TO DO: Report how many lines contain "popular", with no other words.

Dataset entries

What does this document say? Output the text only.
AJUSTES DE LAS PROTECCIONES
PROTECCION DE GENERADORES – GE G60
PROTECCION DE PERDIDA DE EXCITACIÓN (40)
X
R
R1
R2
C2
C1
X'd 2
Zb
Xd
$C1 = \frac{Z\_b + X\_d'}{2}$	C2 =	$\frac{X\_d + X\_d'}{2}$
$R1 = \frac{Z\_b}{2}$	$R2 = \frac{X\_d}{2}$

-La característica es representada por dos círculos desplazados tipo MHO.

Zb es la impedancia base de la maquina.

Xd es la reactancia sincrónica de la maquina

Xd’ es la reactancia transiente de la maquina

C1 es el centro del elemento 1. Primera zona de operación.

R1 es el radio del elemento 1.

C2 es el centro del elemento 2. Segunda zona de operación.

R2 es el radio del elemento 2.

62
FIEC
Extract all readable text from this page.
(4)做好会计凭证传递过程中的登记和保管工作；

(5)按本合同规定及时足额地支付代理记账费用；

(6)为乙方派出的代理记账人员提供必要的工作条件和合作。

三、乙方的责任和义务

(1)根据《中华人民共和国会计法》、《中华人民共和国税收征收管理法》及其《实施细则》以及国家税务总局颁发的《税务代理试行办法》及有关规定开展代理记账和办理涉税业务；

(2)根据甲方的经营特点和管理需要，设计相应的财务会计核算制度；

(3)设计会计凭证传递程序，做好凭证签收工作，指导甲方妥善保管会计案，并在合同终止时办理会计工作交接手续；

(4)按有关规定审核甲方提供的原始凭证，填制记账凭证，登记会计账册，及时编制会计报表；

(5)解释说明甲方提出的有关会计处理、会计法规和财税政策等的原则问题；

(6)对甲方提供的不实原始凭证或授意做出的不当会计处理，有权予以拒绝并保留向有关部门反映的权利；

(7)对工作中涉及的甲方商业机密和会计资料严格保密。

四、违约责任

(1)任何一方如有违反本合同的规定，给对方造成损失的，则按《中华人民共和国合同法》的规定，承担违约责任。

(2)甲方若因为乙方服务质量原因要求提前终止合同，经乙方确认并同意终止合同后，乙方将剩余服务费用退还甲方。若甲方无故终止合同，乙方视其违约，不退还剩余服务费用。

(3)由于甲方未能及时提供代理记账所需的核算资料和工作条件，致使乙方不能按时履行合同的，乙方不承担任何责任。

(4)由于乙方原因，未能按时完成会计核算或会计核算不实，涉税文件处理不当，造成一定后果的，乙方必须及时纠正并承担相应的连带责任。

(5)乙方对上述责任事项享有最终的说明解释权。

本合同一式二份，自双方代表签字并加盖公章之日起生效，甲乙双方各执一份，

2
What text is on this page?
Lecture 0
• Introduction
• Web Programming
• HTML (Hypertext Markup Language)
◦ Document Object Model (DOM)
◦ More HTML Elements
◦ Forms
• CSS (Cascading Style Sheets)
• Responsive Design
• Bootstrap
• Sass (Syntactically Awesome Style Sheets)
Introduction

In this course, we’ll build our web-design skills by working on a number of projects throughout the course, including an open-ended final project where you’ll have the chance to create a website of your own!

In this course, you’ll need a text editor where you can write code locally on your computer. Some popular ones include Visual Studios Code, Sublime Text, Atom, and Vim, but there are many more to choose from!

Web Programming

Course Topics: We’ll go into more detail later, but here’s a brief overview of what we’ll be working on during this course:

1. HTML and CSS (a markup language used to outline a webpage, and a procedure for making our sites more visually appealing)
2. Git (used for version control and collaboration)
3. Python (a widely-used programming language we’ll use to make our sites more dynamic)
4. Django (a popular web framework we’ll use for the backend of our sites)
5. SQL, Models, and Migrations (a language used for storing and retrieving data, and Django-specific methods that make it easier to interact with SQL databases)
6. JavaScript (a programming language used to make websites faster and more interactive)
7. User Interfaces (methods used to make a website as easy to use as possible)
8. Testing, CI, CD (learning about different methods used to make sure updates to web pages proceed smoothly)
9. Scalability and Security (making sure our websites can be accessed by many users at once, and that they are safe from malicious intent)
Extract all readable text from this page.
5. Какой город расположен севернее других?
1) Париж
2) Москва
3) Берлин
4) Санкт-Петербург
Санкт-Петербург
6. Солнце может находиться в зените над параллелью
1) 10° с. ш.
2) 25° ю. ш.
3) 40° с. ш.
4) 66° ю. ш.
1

RESPONSE BELOW: 2